PROBLEM STATEMENT → Lines that contain the string "معناه" are to be copied; leave out all others.

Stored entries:
-- start --

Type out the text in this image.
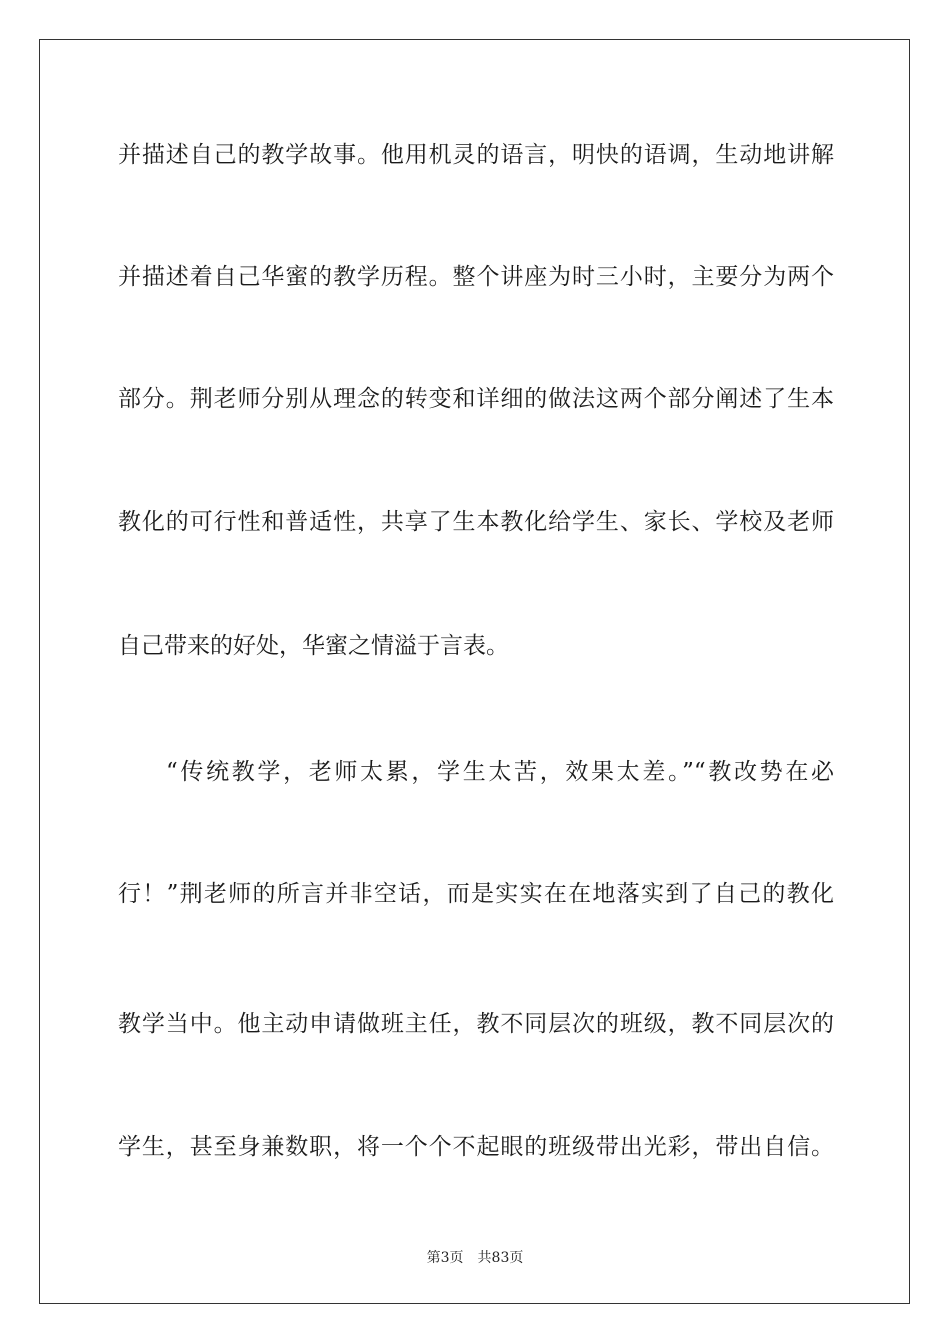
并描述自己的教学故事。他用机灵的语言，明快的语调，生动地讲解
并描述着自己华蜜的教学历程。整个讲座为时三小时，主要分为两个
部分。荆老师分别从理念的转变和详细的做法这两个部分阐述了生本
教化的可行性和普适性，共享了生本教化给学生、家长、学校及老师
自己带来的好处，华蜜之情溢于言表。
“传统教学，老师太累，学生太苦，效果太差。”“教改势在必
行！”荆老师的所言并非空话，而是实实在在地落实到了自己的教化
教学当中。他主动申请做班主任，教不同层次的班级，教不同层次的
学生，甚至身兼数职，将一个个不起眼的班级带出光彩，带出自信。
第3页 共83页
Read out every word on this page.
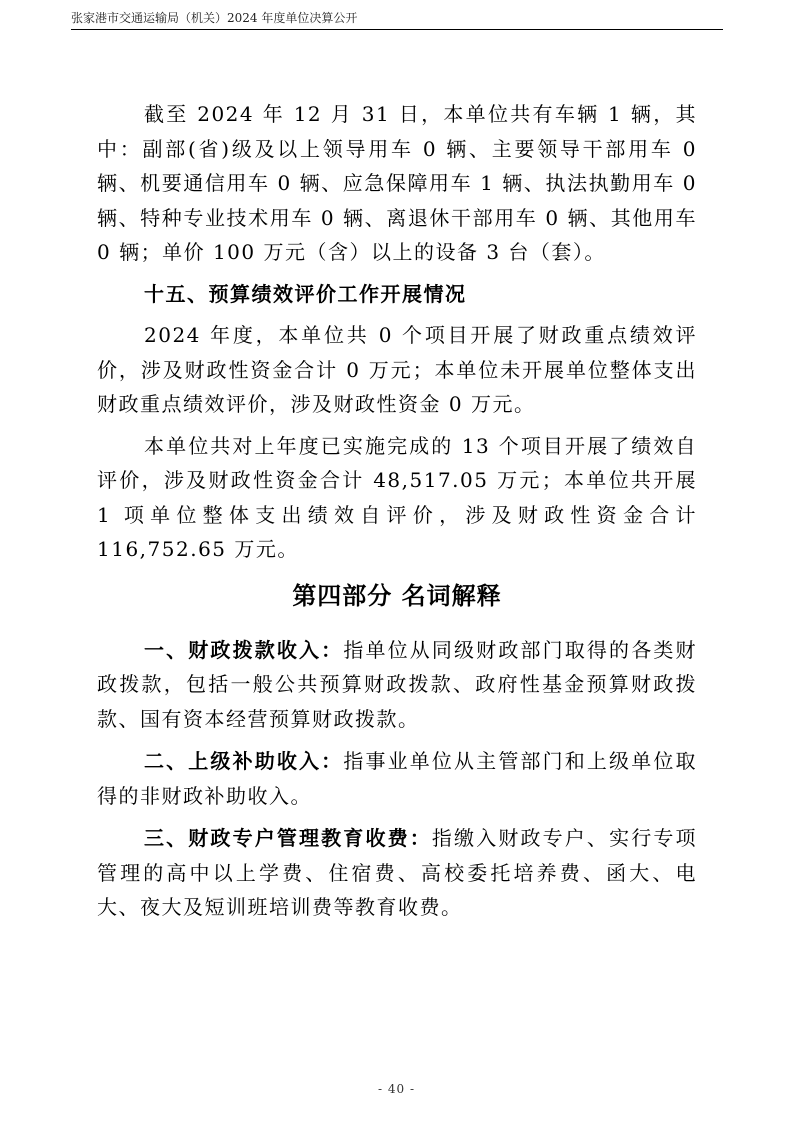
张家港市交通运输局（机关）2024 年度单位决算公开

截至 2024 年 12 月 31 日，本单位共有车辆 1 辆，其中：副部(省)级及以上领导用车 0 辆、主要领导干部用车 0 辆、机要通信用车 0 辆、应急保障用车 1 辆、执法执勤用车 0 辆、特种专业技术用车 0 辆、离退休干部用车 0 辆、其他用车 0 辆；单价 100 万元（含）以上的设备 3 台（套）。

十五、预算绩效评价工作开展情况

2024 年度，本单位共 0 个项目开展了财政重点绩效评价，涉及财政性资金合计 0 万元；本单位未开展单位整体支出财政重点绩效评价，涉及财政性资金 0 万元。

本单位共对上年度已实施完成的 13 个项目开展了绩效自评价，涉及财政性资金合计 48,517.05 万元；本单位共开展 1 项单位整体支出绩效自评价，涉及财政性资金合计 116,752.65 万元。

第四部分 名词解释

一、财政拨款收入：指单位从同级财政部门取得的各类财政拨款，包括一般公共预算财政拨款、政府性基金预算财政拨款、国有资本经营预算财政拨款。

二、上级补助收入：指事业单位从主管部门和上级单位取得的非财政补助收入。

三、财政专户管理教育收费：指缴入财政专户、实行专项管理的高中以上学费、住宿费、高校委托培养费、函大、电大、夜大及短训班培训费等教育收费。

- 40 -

-- end --
-- start --

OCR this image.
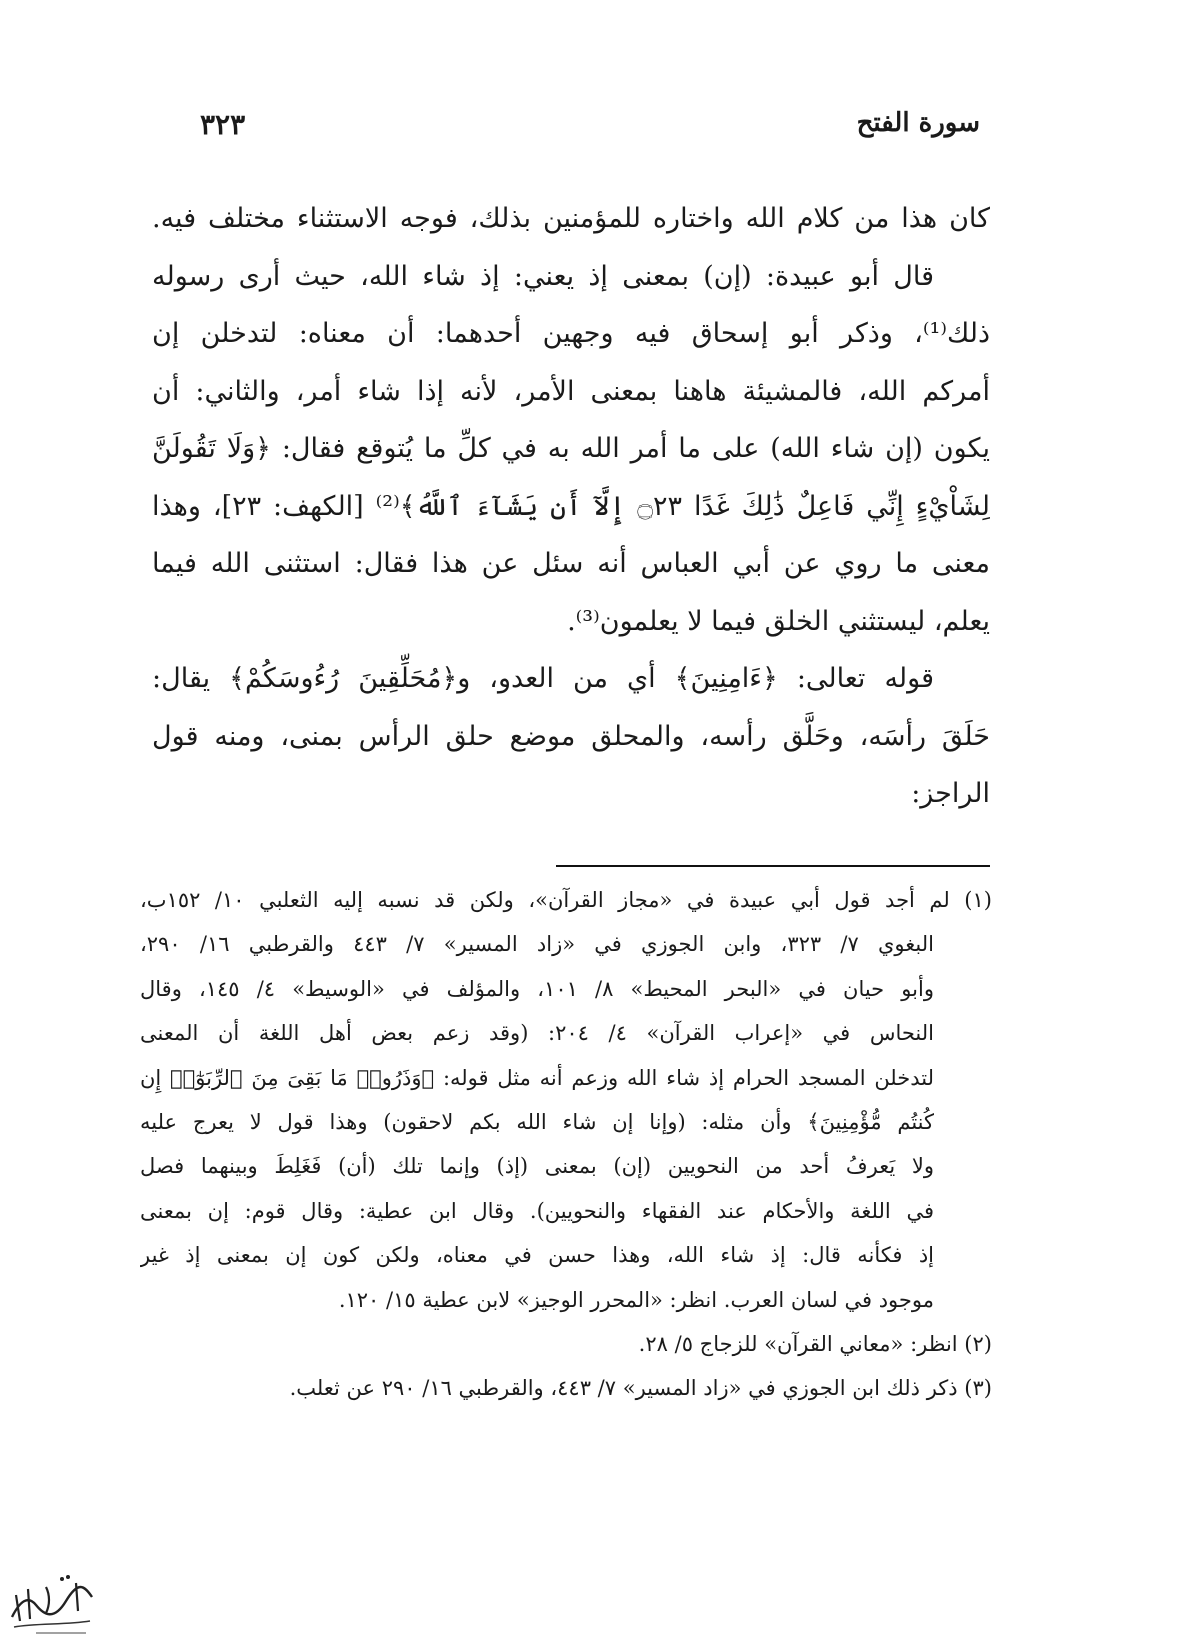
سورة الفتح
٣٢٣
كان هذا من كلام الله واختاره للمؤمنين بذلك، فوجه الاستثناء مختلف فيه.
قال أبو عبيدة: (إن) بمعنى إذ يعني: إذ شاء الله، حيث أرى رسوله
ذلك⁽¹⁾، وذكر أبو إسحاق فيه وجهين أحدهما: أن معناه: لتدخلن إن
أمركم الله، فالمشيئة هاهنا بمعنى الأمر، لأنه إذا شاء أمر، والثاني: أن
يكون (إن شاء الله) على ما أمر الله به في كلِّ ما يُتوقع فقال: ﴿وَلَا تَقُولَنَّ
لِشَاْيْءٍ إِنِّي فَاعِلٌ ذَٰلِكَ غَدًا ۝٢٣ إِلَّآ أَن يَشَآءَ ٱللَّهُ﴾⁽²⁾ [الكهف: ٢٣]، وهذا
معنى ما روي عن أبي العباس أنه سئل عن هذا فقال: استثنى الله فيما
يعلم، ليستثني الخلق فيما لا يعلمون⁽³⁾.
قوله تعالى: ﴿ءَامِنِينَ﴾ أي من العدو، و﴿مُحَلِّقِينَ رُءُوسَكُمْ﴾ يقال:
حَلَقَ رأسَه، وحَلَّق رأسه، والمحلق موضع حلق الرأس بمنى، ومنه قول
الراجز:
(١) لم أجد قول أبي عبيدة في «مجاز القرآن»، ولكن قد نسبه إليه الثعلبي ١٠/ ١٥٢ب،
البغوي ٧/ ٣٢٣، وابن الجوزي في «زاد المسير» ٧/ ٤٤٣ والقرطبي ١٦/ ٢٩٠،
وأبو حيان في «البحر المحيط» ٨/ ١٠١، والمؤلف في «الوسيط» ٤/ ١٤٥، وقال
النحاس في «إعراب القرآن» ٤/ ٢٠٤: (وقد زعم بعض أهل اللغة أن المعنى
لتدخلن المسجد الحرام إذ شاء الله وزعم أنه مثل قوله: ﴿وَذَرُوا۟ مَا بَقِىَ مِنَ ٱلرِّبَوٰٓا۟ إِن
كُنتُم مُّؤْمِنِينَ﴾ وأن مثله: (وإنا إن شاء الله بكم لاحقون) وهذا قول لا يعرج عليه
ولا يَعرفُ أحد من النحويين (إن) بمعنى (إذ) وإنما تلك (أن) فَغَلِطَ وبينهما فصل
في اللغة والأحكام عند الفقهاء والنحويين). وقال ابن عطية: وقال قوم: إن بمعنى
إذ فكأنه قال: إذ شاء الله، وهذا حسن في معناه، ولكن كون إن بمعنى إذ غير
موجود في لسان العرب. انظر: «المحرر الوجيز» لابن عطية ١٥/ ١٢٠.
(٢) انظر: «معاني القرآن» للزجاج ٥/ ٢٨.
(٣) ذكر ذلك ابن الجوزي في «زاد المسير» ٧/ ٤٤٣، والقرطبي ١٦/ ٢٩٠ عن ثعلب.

-- end --
-- start --

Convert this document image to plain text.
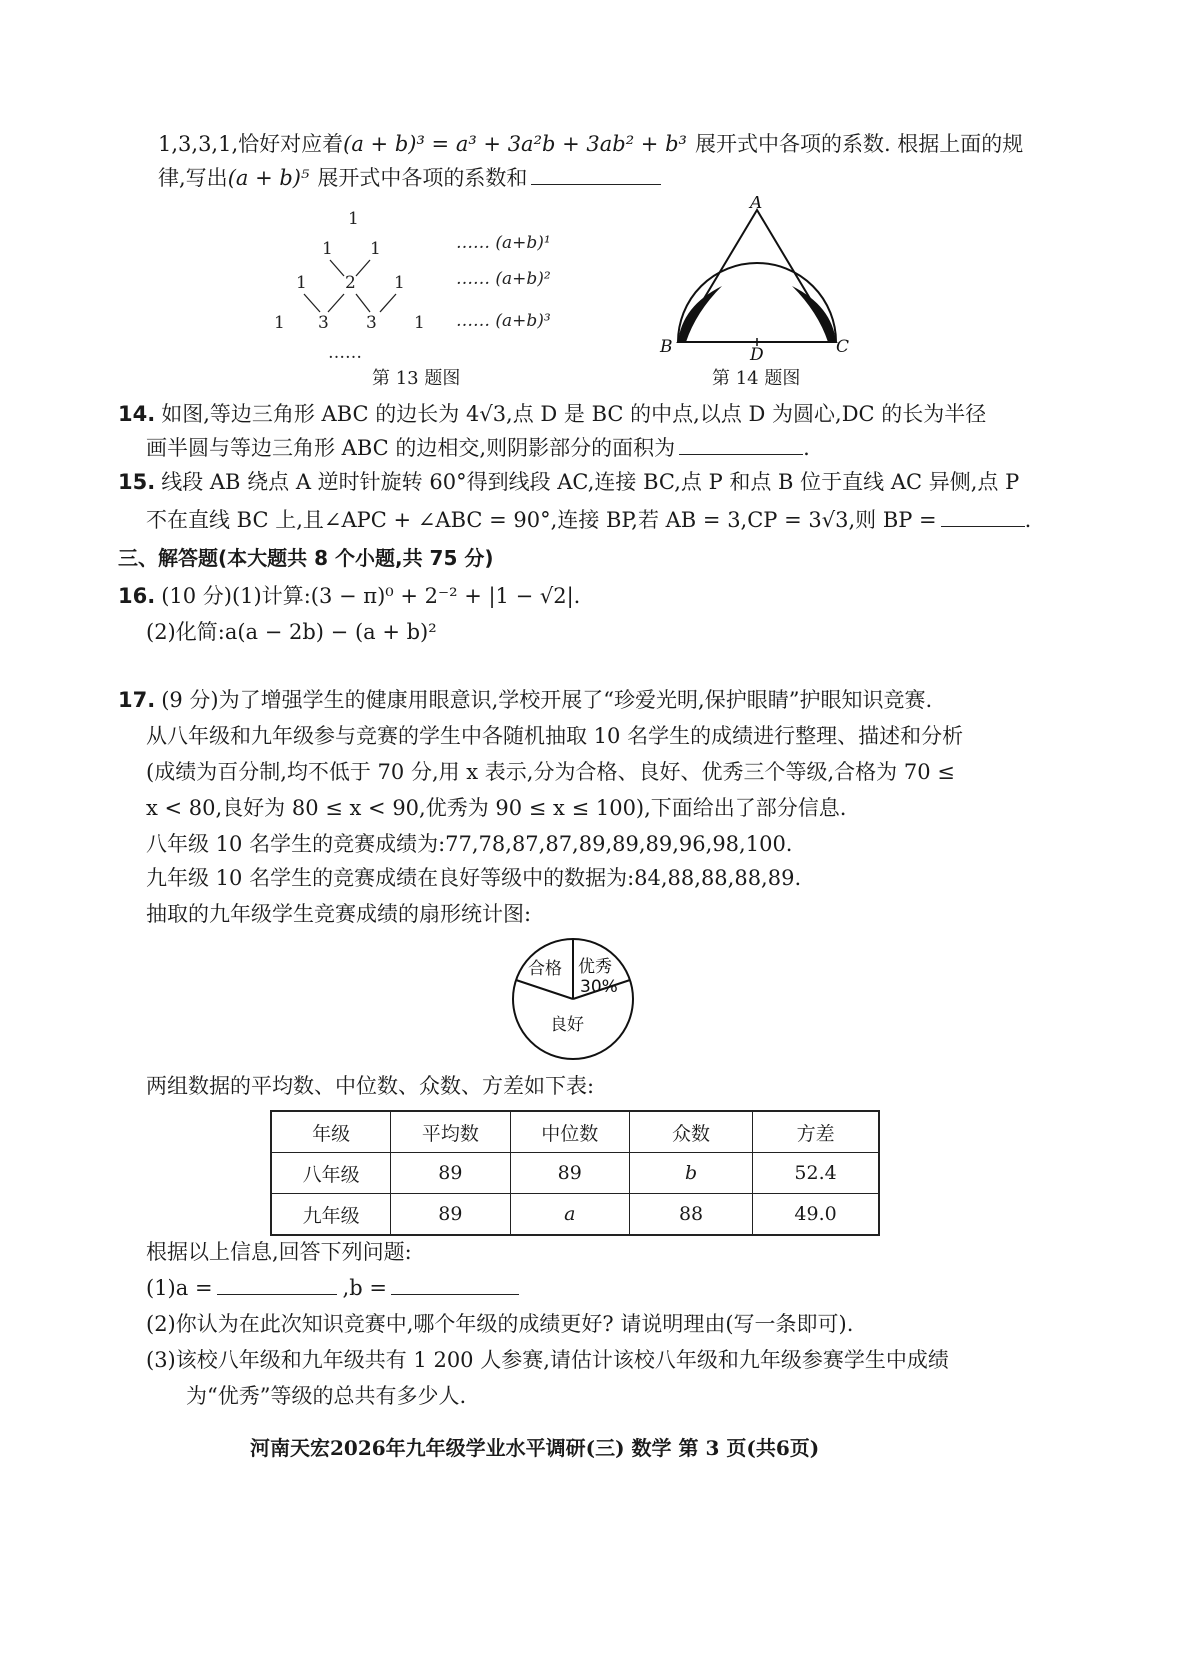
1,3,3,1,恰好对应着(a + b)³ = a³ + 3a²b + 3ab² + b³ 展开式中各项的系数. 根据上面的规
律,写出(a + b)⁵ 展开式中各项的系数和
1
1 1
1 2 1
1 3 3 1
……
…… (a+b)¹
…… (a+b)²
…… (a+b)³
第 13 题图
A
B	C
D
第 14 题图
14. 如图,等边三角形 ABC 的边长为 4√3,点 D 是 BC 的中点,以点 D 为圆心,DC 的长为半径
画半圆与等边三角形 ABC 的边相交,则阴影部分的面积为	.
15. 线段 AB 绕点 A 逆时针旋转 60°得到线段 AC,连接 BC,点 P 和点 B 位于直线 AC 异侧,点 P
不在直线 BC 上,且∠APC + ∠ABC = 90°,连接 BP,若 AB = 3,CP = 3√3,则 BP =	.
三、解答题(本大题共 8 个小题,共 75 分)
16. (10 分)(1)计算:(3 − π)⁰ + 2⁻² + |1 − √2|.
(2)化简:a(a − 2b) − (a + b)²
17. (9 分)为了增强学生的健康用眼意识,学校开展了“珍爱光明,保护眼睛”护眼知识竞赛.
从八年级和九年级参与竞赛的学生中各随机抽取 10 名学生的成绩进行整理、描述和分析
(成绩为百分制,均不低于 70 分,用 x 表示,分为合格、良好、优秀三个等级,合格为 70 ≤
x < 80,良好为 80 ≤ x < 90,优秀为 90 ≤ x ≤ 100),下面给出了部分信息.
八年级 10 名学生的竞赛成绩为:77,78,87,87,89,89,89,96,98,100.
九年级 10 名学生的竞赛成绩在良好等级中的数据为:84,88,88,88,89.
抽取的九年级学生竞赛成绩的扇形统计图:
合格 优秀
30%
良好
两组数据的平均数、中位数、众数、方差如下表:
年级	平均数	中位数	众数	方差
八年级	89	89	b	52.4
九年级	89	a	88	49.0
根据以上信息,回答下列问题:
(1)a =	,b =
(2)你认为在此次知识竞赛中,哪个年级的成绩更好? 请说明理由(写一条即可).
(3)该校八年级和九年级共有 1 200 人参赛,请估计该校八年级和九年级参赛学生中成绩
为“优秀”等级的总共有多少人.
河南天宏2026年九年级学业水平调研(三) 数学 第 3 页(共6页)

-- end --

WRITTEN RESPONSE →
ذلك⁽¹⁾، وذكر أبو إسحاق فيه وجهين أحدهما: أن معناه: لتدخلن إن
إذ فكأنه قال: إذ شاء الله، وهذا حسن في معناه، ولكن كون إن بمعنى إذ غير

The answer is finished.